→ STATED EXERCISE
Return an exact copy of the lines from the one holding "Enumerate this screenshot's" to the end of the data, including both the starting and final lines. Leave the pictures out.
■ ■ ■ ■ ■ ■ ■
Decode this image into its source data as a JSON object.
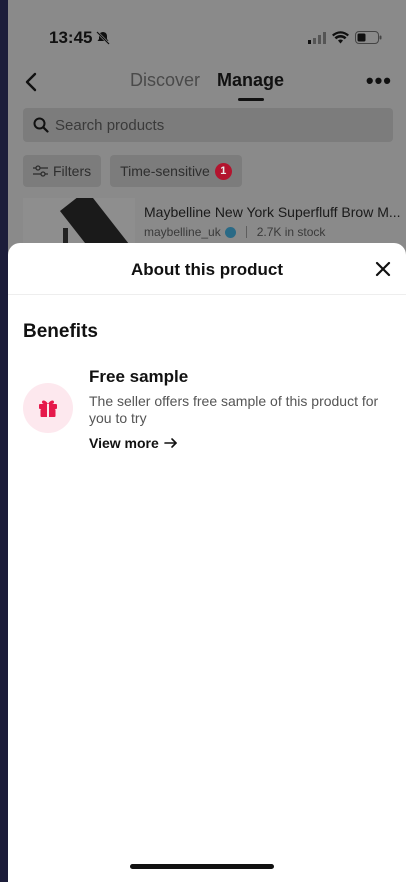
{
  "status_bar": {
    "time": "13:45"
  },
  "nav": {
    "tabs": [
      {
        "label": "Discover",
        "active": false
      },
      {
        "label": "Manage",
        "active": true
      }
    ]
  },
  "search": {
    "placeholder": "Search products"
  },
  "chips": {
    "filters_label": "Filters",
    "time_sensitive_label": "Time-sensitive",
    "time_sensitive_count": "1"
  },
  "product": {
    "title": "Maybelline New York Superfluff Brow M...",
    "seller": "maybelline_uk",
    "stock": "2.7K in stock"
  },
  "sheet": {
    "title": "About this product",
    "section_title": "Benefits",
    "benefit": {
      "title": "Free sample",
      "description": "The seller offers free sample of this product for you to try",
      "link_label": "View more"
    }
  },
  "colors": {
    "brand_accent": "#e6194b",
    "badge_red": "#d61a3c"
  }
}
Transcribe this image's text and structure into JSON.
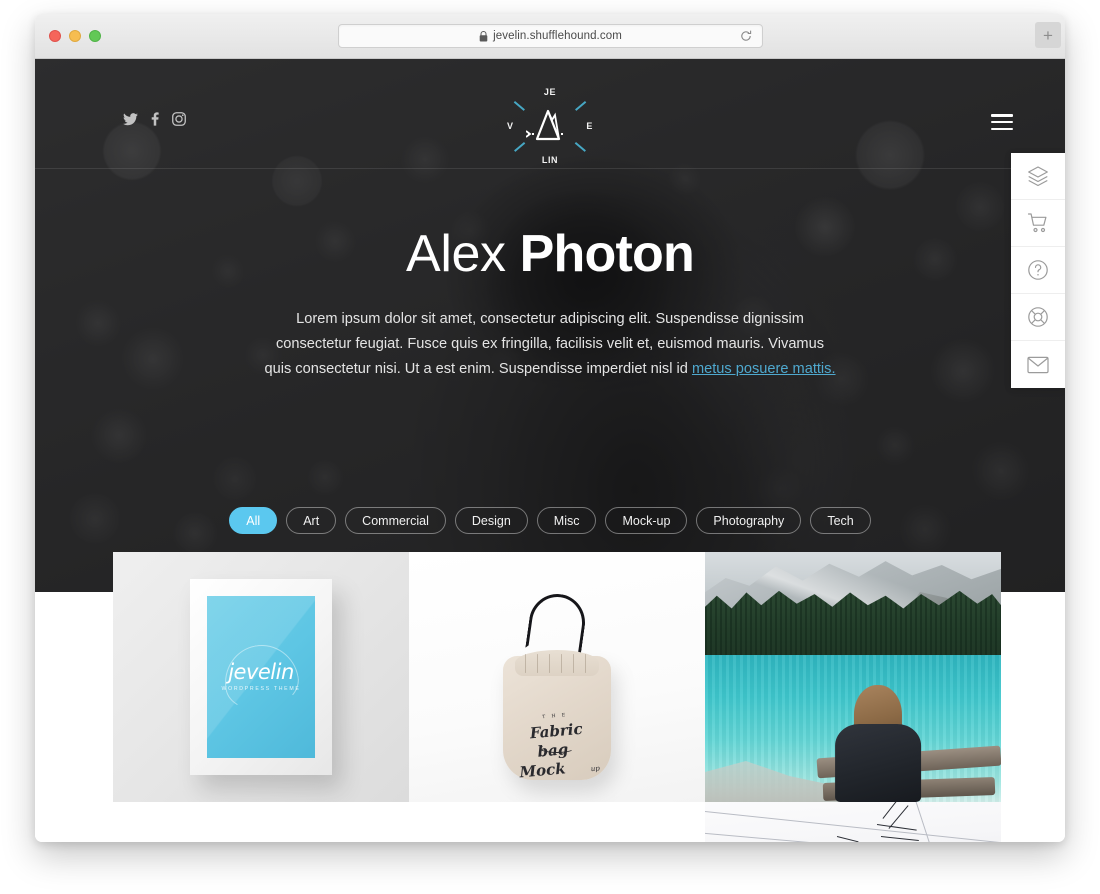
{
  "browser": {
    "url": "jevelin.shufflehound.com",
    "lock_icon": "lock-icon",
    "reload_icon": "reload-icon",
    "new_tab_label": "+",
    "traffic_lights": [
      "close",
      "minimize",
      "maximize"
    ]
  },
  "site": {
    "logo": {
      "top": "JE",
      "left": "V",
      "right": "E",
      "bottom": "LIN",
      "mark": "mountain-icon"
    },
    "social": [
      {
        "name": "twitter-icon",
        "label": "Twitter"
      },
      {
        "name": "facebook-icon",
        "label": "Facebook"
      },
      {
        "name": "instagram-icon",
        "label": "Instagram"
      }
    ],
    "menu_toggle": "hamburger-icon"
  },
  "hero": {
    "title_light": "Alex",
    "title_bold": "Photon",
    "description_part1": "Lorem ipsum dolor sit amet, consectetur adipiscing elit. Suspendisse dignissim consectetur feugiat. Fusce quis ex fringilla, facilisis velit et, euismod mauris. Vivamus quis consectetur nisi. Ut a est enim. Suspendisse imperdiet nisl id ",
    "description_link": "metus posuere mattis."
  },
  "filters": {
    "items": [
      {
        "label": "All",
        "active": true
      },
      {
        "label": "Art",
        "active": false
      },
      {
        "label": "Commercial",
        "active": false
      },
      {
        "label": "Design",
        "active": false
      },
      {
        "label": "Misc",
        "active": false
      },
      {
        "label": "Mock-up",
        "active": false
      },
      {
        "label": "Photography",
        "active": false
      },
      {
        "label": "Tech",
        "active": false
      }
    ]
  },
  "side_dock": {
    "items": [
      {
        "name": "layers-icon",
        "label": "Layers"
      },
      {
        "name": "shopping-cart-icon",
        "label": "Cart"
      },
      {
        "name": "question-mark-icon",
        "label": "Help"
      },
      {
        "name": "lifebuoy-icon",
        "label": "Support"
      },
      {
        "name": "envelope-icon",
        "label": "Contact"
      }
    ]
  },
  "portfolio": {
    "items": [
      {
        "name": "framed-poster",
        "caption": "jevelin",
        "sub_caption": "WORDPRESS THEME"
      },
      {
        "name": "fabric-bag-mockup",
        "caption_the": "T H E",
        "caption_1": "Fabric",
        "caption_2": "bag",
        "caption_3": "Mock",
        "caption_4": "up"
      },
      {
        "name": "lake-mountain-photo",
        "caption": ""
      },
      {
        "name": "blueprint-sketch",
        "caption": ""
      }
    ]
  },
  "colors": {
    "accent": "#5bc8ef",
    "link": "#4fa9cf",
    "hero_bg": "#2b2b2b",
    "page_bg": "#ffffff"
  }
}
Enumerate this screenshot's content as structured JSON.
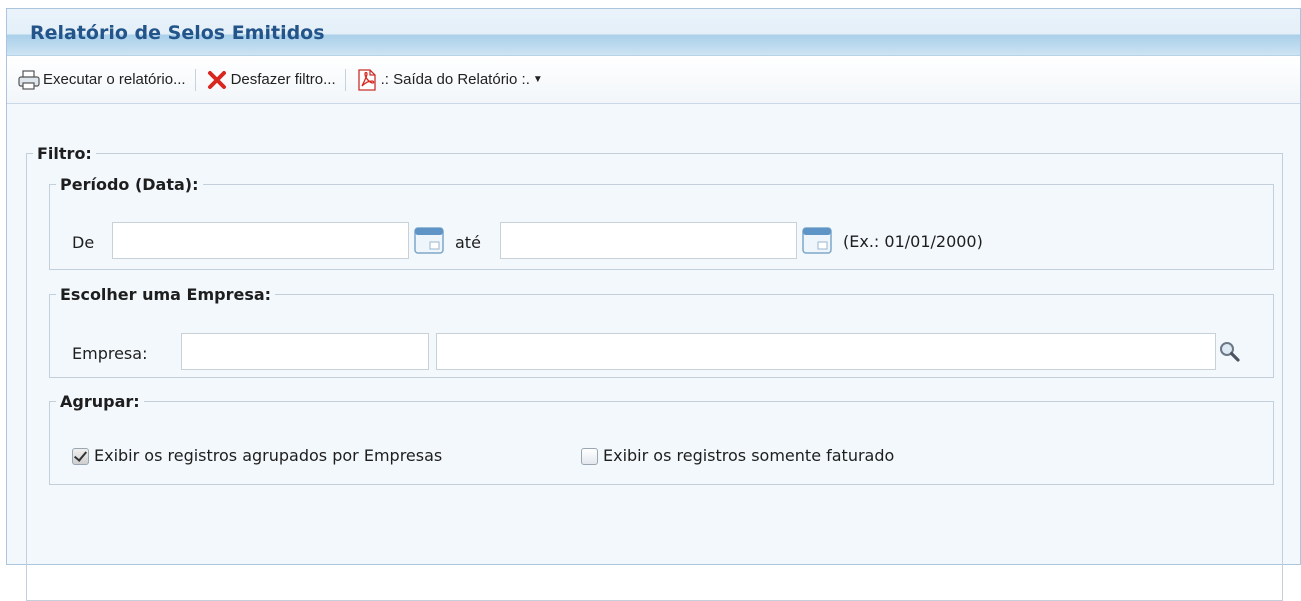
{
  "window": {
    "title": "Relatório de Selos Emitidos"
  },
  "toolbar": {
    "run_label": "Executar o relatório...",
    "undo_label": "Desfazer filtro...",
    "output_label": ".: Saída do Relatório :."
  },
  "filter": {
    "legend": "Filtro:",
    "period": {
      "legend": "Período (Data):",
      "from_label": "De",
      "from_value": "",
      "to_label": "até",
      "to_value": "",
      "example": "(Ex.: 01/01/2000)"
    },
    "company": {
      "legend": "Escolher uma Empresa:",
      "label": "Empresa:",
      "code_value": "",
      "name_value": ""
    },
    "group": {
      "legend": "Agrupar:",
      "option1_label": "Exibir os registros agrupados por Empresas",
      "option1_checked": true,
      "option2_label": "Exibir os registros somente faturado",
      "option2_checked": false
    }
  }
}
■ ■ ■ ■ ■ ■ ■
→ COMPLETED EXERCISE
Enumerate this screenshot's content as structured JSON.
{
  "window": {
    "title": "Relatório de Selos Emitidos"
  },
  "toolbar": {
    "run_label": "Executar o relatório...",
    "undo_label": "Desfazer filtro...",
    "output_label": ".: Saída do Relatório :."
  },
  "filter": {
    "legend": "Filtro:",
    "period": {
      "legend": "Período (Data):",
      "from_label": "De",
      "from_value": "",
      "to_label": "até",
      "to_value": "",
      "example": "(Ex.: 01/01/2000)"
    },
    "company": {
      "legend": "Escolher uma Empresa:",
      "label": "Empresa:",
      "code_value": "",
      "name_value": ""
    },
    "group": {
      "legend": "Agrupar:",
      "option1_label": "Exibir os registros agrupados por Empresas",
      "option1_checked": true,
      "option2_label": "Exibir os registros somente faturado",
      "option2_checked": false
    }
  }
}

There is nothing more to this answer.